> _WORK INSTRUCTIONS_: Leave out the pictures and repeat the rest of the material exactly.

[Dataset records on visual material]

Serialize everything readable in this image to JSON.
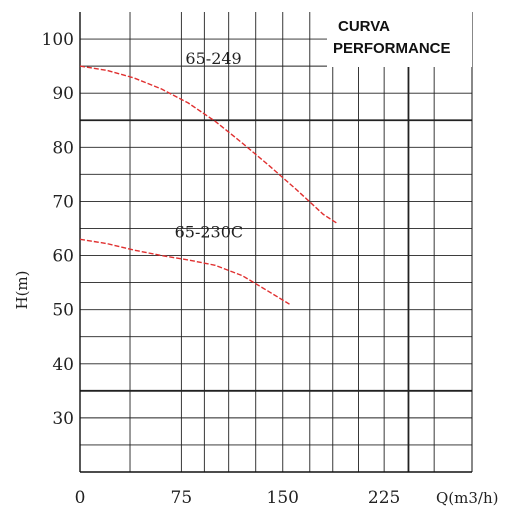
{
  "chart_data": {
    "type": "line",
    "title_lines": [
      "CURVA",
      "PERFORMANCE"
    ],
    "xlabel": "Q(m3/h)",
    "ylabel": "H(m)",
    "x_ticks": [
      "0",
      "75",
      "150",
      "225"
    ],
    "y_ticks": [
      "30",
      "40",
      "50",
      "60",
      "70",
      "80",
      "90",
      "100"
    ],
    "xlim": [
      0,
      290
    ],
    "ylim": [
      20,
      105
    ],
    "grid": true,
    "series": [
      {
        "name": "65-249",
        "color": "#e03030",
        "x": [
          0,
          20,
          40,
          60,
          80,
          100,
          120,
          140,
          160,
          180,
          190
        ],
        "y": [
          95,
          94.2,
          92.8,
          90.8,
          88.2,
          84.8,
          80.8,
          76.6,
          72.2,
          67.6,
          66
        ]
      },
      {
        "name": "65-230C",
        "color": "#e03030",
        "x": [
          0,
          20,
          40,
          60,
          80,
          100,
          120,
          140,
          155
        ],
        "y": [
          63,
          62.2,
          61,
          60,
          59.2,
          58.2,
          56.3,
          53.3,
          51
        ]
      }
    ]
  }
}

> _RESULT OF THE TASK_:
Serialize everything readable in this image to JSON.
{
  "chart_data": {
    "type": "line",
    "title_lines": [
      "CURVA",
      "PERFORMANCE"
    ],
    "xlabel": "Q(m3/h)",
    "ylabel": "H(m)",
    "x_ticks": [
      "0",
      "75",
      "150",
      "225"
    ],
    "y_ticks": [
      "30",
      "40",
      "50",
      "60",
      "70",
      "80",
      "90",
      "100"
    ],
    "xlim": [
      0,
      290
    ],
    "ylim": [
      20,
      105
    ],
    "grid": true,
    "series": [
      {
        "name": "65-249",
        "color": "#e03030",
        "x": [
          0,
          20,
          40,
          60,
          80,
          100,
          120,
          140,
          160,
          180,
          190
        ],
        "y": [
          95,
          94.2,
          92.8,
          90.8,
          88.2,
          84.8,
          80.8,
          76.6,
          72.2,
          67.6,
          66
        ]
      },
      {
        "name": "65-230C",
        "color": "#e03030",
        "x": [
          0,
          20,
          40,
          60,
          80,
          100,
          120,
          140,
          155
        ],
        "y": [
          63,
          62.2,
          61,
          60,
          59.2,
          58.2,
          56.3,
          53.3,
          51
        ]
      }
    ]
  }
}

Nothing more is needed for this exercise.